Required task. Below are entries. Pull out all lines containing "from".
## start Provided records
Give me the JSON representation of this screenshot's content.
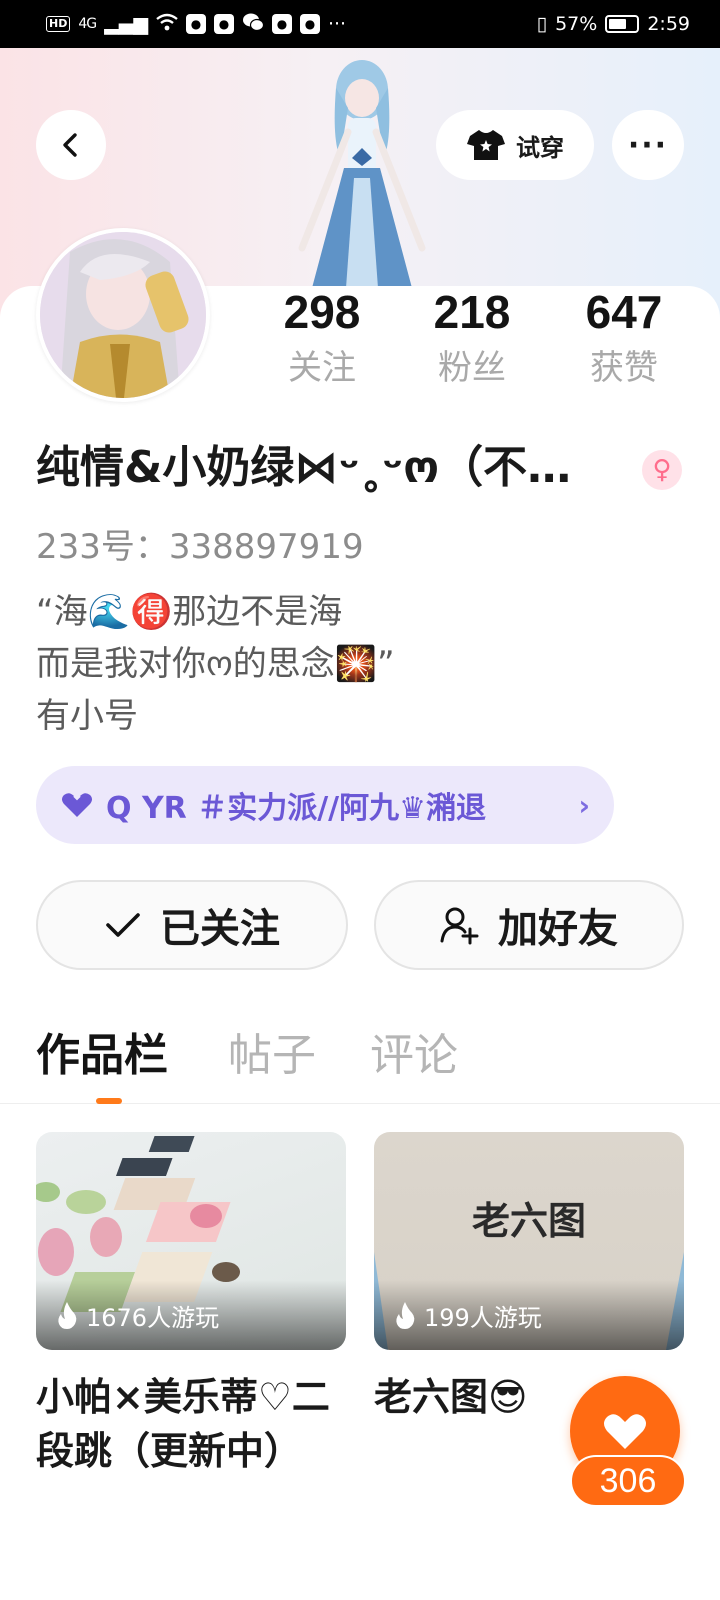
{
  "status_bar": {
    "hd": "HD",
    "network": "4G",
    "more": "···",
    "battery": "57%",
    "time": "2:59"
  },
  "header": {
    "try_on_label": "试穿",
    "more_label": "···"
  },
  "profile": {
    "stats": [
      {
        "value": "298",
        "label": "关注"
      },
      {
        "value": "218",
        "label": "粉丝"
      },
      {
        "value": "647",
        "label": "获赞"
      }
    ],
    "username": "纯情&小奶绿⋈ᵕ˳ᵕო（不…",
    "gender_symbol": "♀",
    "uid": "233号：338897919",
    "bio": [
      "“海🌊🉐那边不是海",
      "而是我对你ო的思念🎇”",
      "有小号"
    ],
    "tag_text": "Q YR ＃实力派//阿九♛潲退",
    "tag_chevron": "›"
  },
  "actions": {
    "follow_label": "已关注",
    "add_friend_label": "加好友"
  },
  "tabs": [
    {
      "label": "作品栏",
      "active": true
    },
    {
      "label": "帖子",
      "active": false
    },
    {
      "label": "评论",
      "active": false
    }
  ],
  "works": [
    {
      "plays": "1676人游玩",
      "title": "小帕×美乐蒂♡二段跳（更新中）"
    },
    {
      "plays": "199人游玩",
      "title": "老六图😎",
      "thumb_text": "老六图"
    }
  ],
  "like_fab": {
    "count": "306"
  },
  "colors": {
    "accent": "#ff6a12",
    "tag_bg": "#ece8fb",
    "tag_text": "#6b58d6",
    "gender_pink": "#ff6d8c"
  }
}
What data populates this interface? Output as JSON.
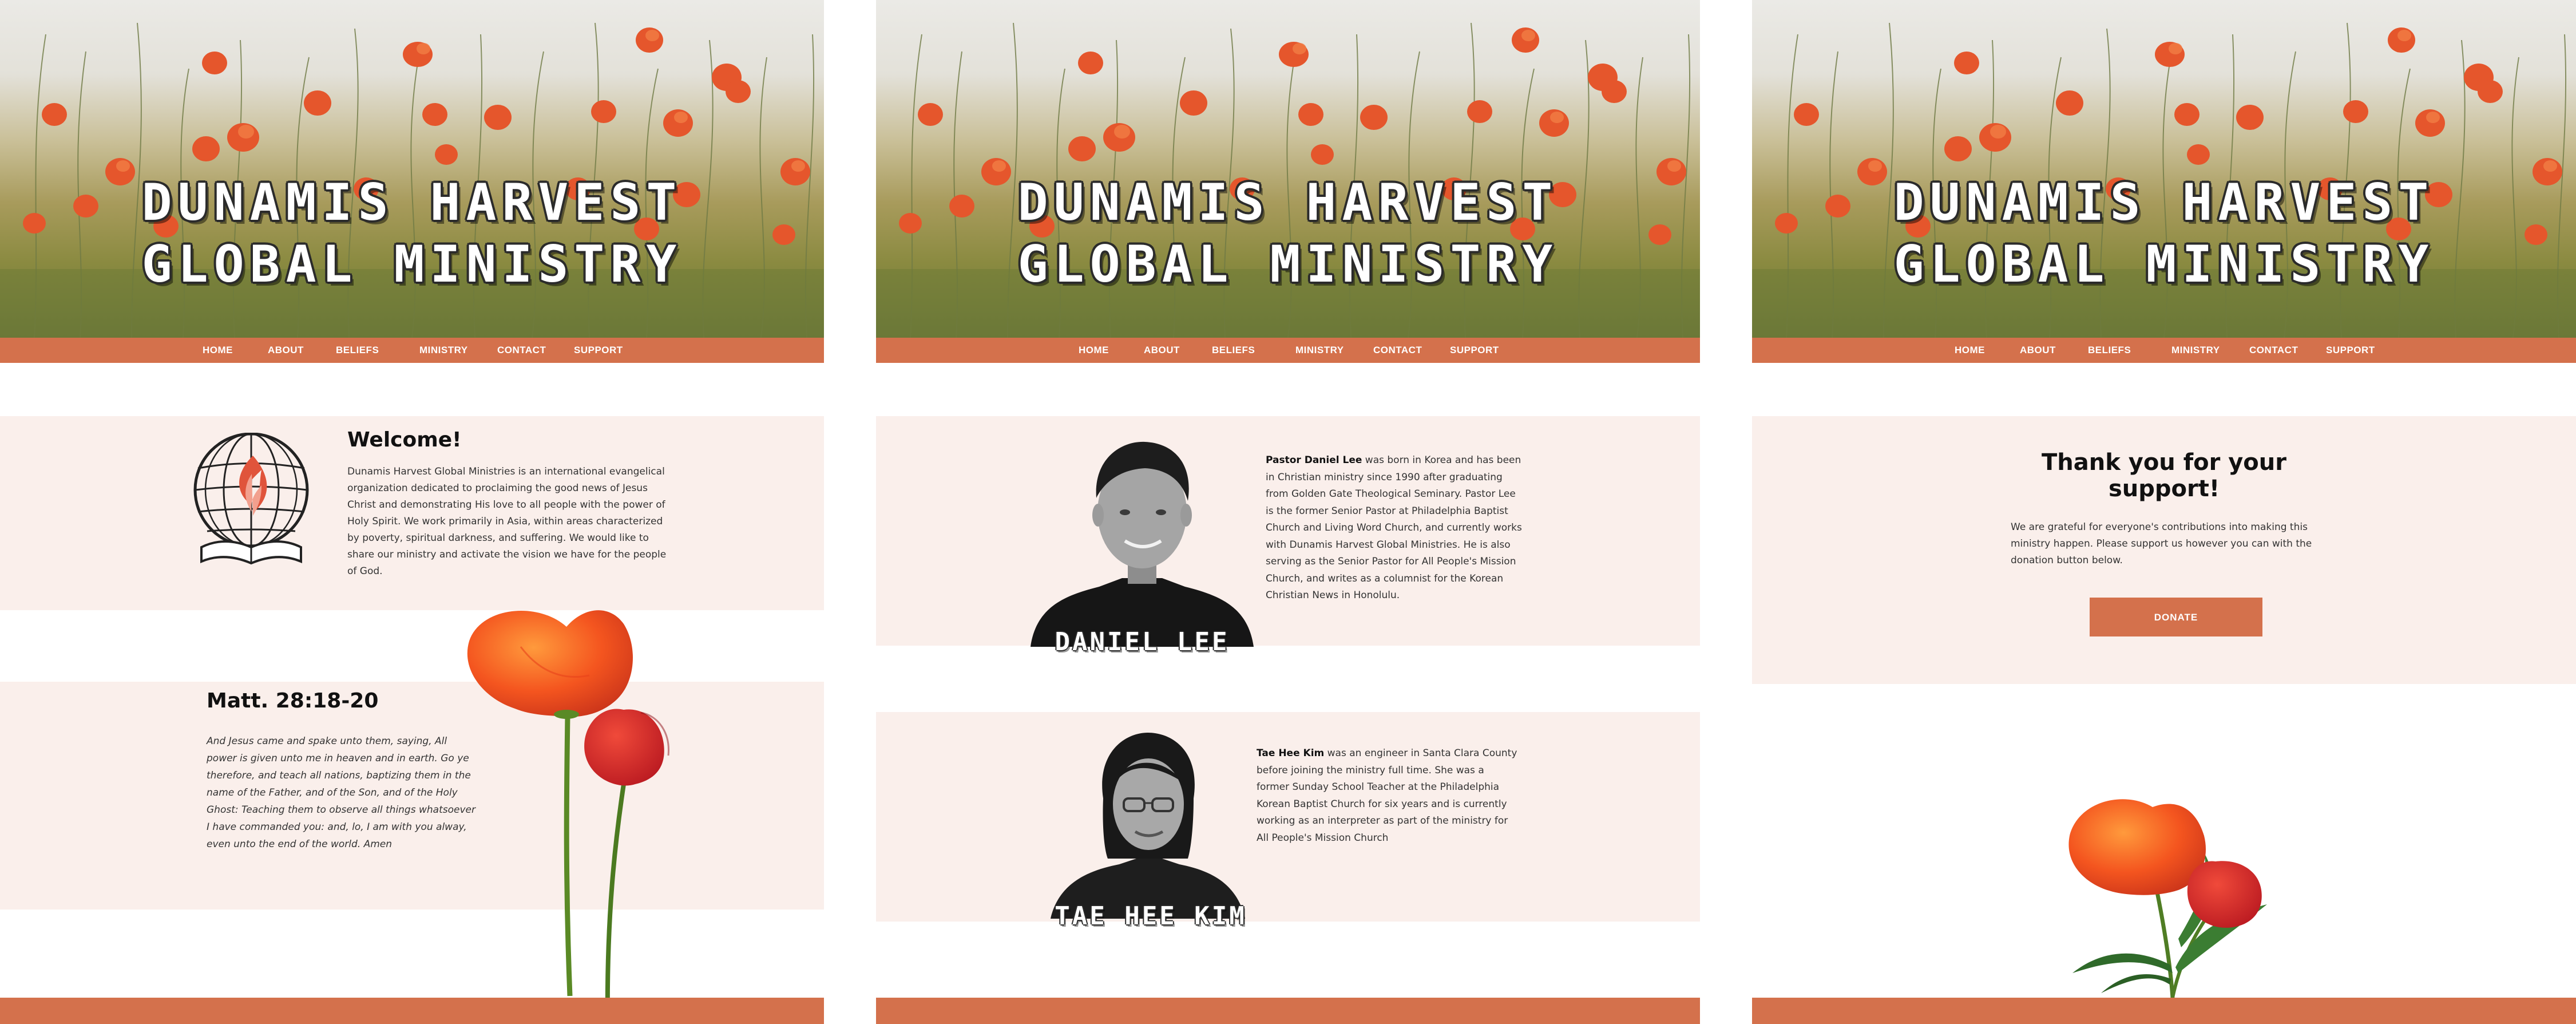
{
  "site": {
    "title_line1": "DUNAMIS HARVEST",
    "title_line2": "GLOBAL MINISTRY"
  },
  "nav": {
    "home": "HOME",
    "about": "ABOUT",
    "beliefs": "BELIEFS",
    "ministry": "MINISTRY",
    "contact": "CONTACT",
    "support": "SUPPORT"
  },
  "colors": {
    "accent": "#d4714c",
    "band": "#faefeb"
  },
  "home": {
    "welcome_title": "Welcome!",
    "welcome_body": "Dunamis Harvest Global Ministries is an international evangelical organization dedicated to proclaiming the good news of Jesus Christ and demonstrating His love to all people with the power of Holy Spirit.  We work primarily in Asia, within areas characterized by poverty, spiritual darkness, and suffering.  We would like to share our ministry and activate the vision we have for the people of God.",
    "verse_ref": "Matt. 28:18-20",
    "verse_text": "And Jesus came and spake unto them, saying, All power is given unto me in heaven and in earth. Go ye therefore, and teach all nations, baptizing them in the name of the Father, and of the Son, and of the Holy Ghost: Teaching them to observe all things whatsoever I have commanded you: and, lo, I am with you alway, even unto the end of the world.  Amen"
  },
  "about": {
    "person1": {
      "name": "Pastor Daniel Lee",
      "bio": " was born in Korea and has been in Christian ministry since 1990 after graduating from Golden Gate Theological Seminary. Pastor Lee is the former Senior Pastor at Philadelphia Baptist Church and Living Word Church, and currently works with Dunamis Harvest Global Ministries. He is also serving as the Senior Pastor for All People's Mission Church, and writes as a columnist for the Korean Christian News in Honolulu.",
      "tag": "DANIEL LEE"
    },
    "person2": {
      "name": "Tae Hee Kim",
      "bio": " was an engineer in Santa Clara County before joining the ministry full time. She was a former Sunday School Teacher at the Philadelphia Korean Baptist Church for six years and is currently working as an interpreter as part of the ministry for All People's Mission Church",
      "tag": "TAE HEE KIM"
    }
  },
  "support": {
    "title_line1": "Thank you for your",
    "title_line2": "support!",
    "body": "We are grateful for everyone's contributions into making this ministry happen. Please support us however you can with the donation button below.",
    "donate_label": "DONATE"
  }
}
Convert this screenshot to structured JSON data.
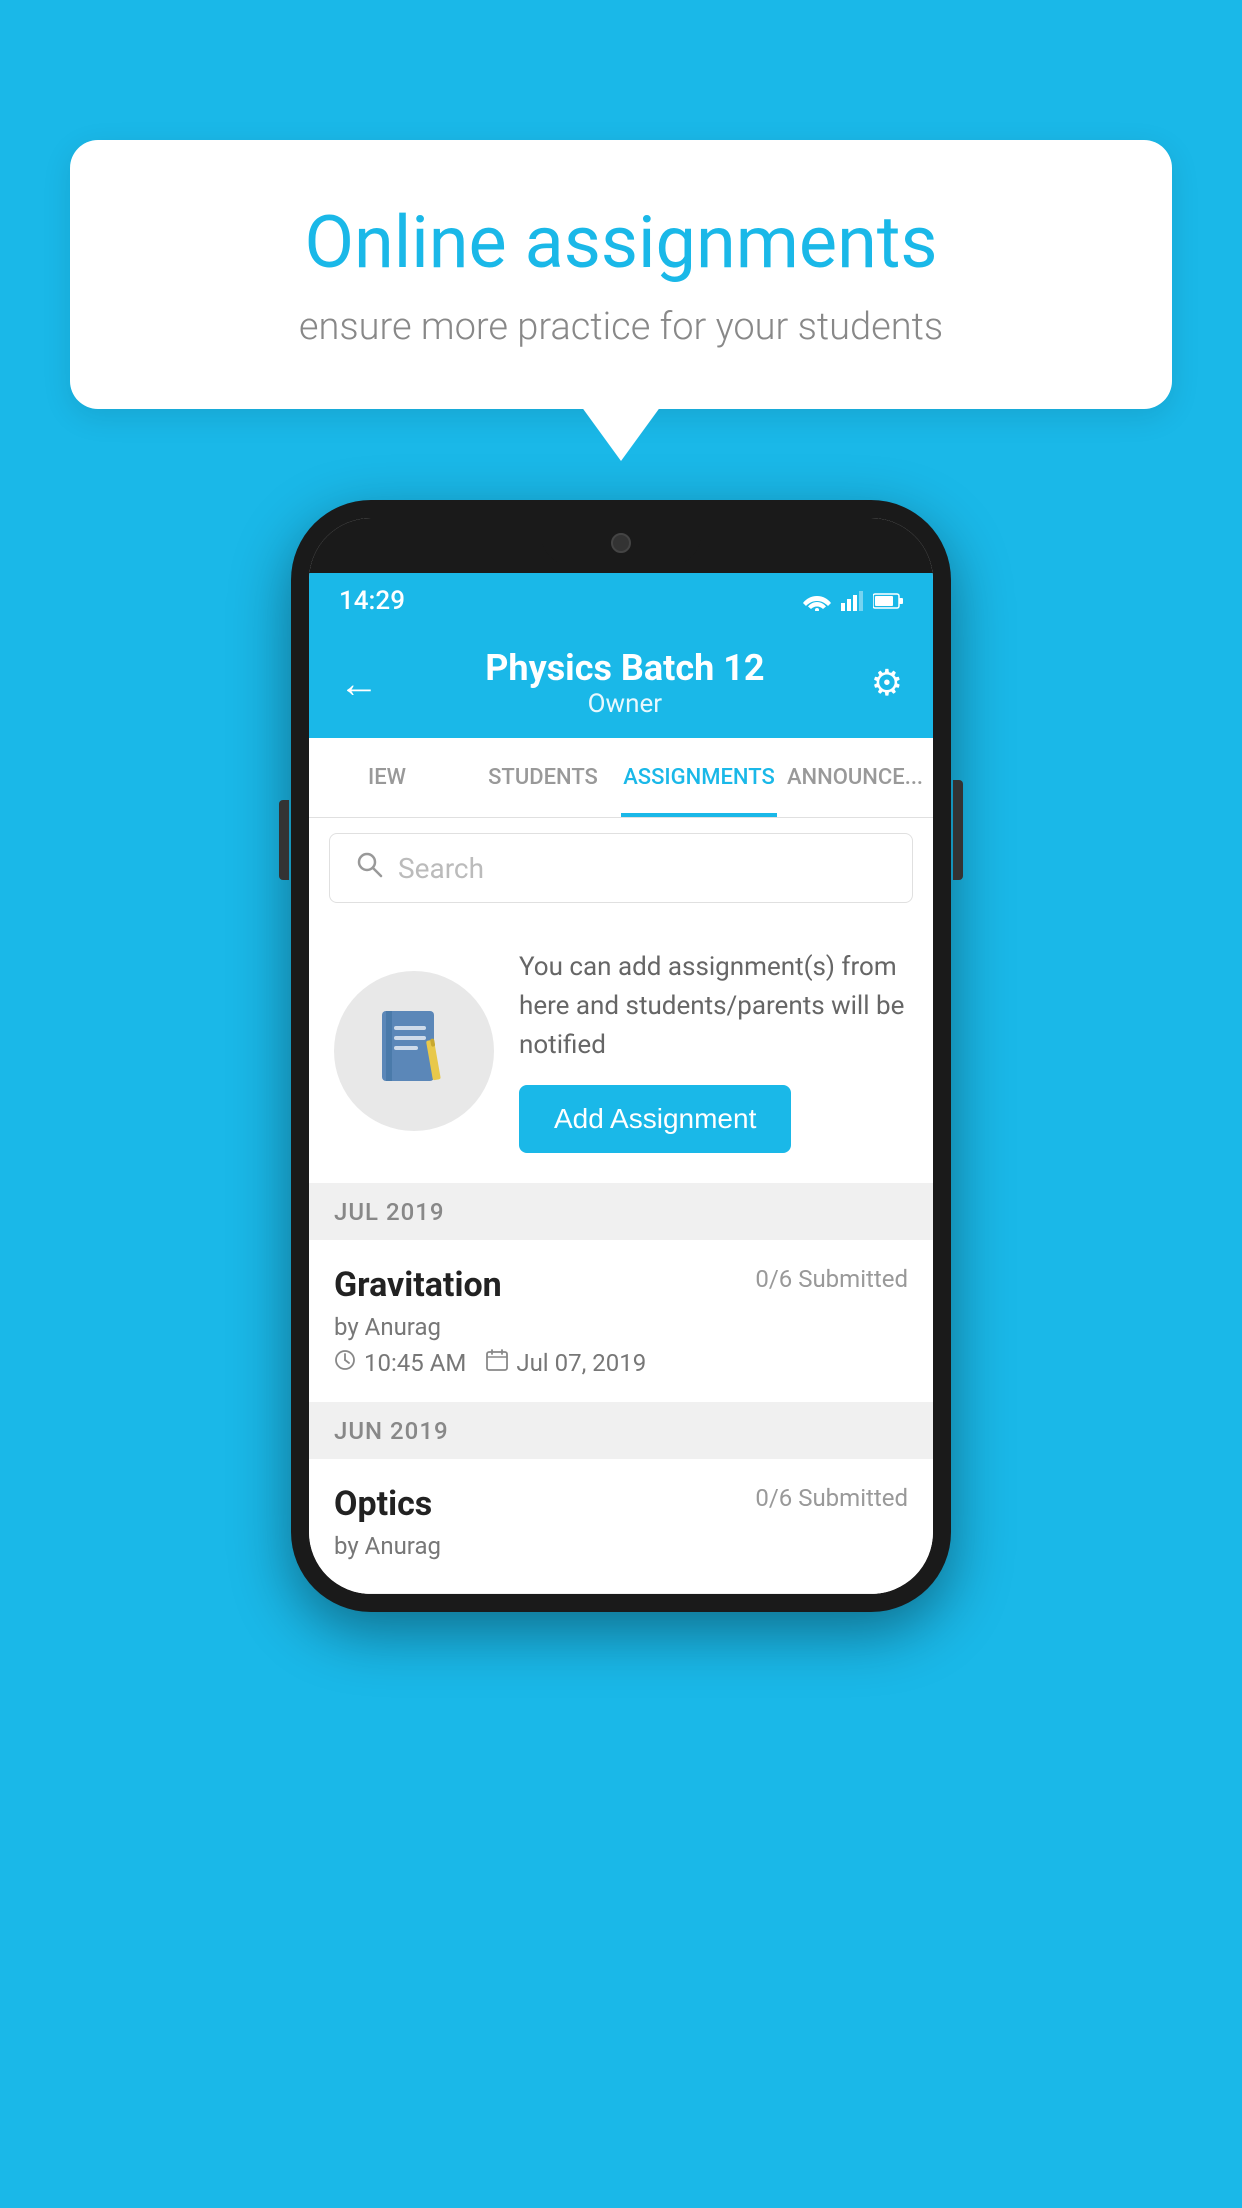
{
  "background_color": "#1ab8e8",
  "speech_bubble": {
    "title": "Online assignments",
    "subtitle": "ensure more practice for your students"
  },
  "status_bar": {
    "time": "14:29",
    "wifi": "▾",
    "signal": "▲",
    "battery": "▮"
  },
  "app_bar": {
    "title": "Physics Batch 12",
    "subtitle": "Owner",
    "back_label": "←",
    "settings_label": "⚙"
  },
  "tabs": [
    {
      "id": "overview",
      "label": "IEW",
      "active": false
    },
    {
      "id": "students",
      "label": "STUDENTS",
      "active": false
    },
    {
      "id": "assignments",
      "label": "ASSIGNMENTS",
      "active": true
    },
    {
      "id": "announcements",
      "label": "ANNOUNCE...",
      "active": false
    }
  ],
  "search": {
    "placeholder": "Search"
  },
  "promo": {
    "text": "You can add assignment(s) from here and students/parents will be notified",
    "button_label": "Add Assignment"
  },
  "sections": [
    {
      "month": "JUL 2019",
      "assignments": [
        {
          "title": "Gravitation",
          "submitted": "0/6 Submitted",
          "by": "by Anurag",
          "time": "10:45 AM",
          "date": "Jul 07, 2019"
        }
      ]
    },
    {
      "month": "JUN 2019",
      "assignments": [
        {
          "title": "Optics",
          "submitted": "0/6 Submitted",
          "by": "by Anurag",
          "time": "",
          "date": ""
        }
      ]
    }
  ]
}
## end Provided records
Answer for this exercise.
      "bio": " was born in Korea and has been in Christian ministry since 1990 after graduating from Golden Gate Theological Seminary. Pastor Lee is the former Senior Pastor at Philadelphia Baptist Church and Living Word Church, and currently works with Dunamis Harvest Global Ministries. He is also serving as the Senior Pastor for All People's Mission Church, and writes as a columnist for the Korean Christian News in Honolulu.",
    "text": "You can add assignment(s) from here and students/parents will be notified",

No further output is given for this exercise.